**DIRECTION**
Output the material exactly, but drop every image it holds.

**DATASET EXTRACT**
------

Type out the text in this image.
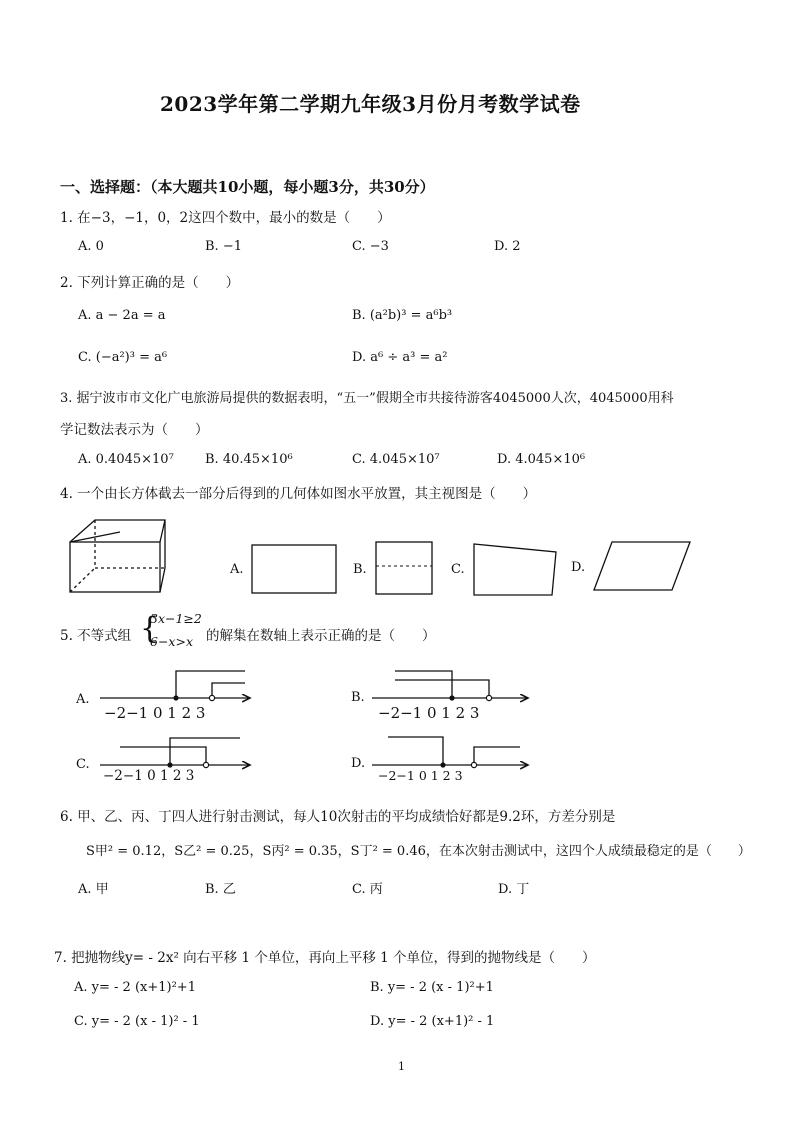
2023学年第二学期九年级3月份月考数学试卷
一、选择题：（本大题共10小题，每小题3分，共30分）
1. 在−3，−1，0，2这四个数中，最小的数是（　　）
A. 0	B. −1	C. −3	D. 2
2. 下列计算正确的是（　　）
A. a − 2a = a	B. (a²b)³ = a⁶b³
C. (−a²)³ = a⁶	D. a⁶ ÷ a³ = a²
3. 据宁波市市文化广电旅游局提供的数据表明，“五一”假期全市共接待游客4045000人次，4045000用科
学记数法表示为（　　）
A. 0.4045×10⁷ B. 40.45×10⁶	C. 4.045×10⁷	D. 4.045×10⁶
4. 一个由长方体截去一部分后得到的几何体如图水平放置，其主视图是（　　）
A.	B.	C.	D.
5. 不等式组 {
3x−1≥2
6−x>x 的解集在数轴上表示正确的是（　　）
A.
−2−1 0 1 2 3
B.
−2−1 0 1 2 3
C.
−2−1 0 1 2 3
D.
−2−1 0 1 2 3
6. 甲、乙、丙、丁四人进行射击测试，每人10次射击的平均成绩恰好都是9.2环，方差分别是
S甲² = 0.12，S乙² = 0.25，S丙² = 0.35，S丁² = 0.46，在本次射击测试中，这四个人成绩最稳定的是（　　）
A. 甲	B. 乙	C. 丙	D. 丁
7. 把抛物线y= - 2x² 向右平移 1 个单位，再向上平移 1 个单位，得到的抛物线是（　　）
A. y= - 2 (x+1)²+1	B. y= - 2 (x - 1)²+1
C. y= - 2 (x - 1)² - 1	D. y= - 2 (x+1)² - 1
1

------

**SOLUTION TO THIS TASK**
Type out the text in this image.
2023学年第二学期九年级3月份月考数学试卷
一、选择题：（本大题共10小题，每小题3分，共30分）
1. 在−3，−1，0，2这四个数中，最小的数是（　　）
A. 0	B. −1	C. −3	D. 2
2. 下列计算正确的是（　　）
A. a − 2a = a	B. (a²b)³ = a⁶b³
C. (−a²)³ = a⁶	D. a⁶ ÷ a³ = a²
3. 据宁波市市文化广电旅游局提供的数据表明，“五一”假期全市共接待游客4045000人次，4045000用科
学记数法表示为（　　）
A. 0.4045×10⁷ B. 40.45×10⁶	C. 4.045×10⁷	D. 4.045×10⁶
4. 一个由长方体截去一部分后得到的几何体如图水平放置，其主视图是（　　）
A.	B.	C.	D.
5. 不等式组 {
3x−1≥2
6−x>x 的解集在数轴上表示正确的是（　　）
A.
−2−1 0 1 2 3
B.
−2−1 0 1 2 3
C.
−2−1 0 1 2 3
D.
−2−1 0 1 2 3
6. 甲、乙、丙、丁四人进行射击测试，每人10次射击的平均成绩恰好都是9.2环，方差分别是
S甲² = 0.12，S乙² = 0.25，S丙² = 0.35，S丁² = 0.46，在本次射击测试中，这四个人成绩最稳定的是（　　）
A. 甲	B. 乙	C. 丙	D. 丁
7. 把抛物线y= - 2x² 向右平移 1 个单位，再向上平移 1 个单位，得到的抛物线是（　　）
A. y= - 2 (x+1)²+1	B. y= - 2 (x - 1)²+1
C. y= - 2 (x - 1)² - 1	D. y= - 2 (x+1)² - 1
1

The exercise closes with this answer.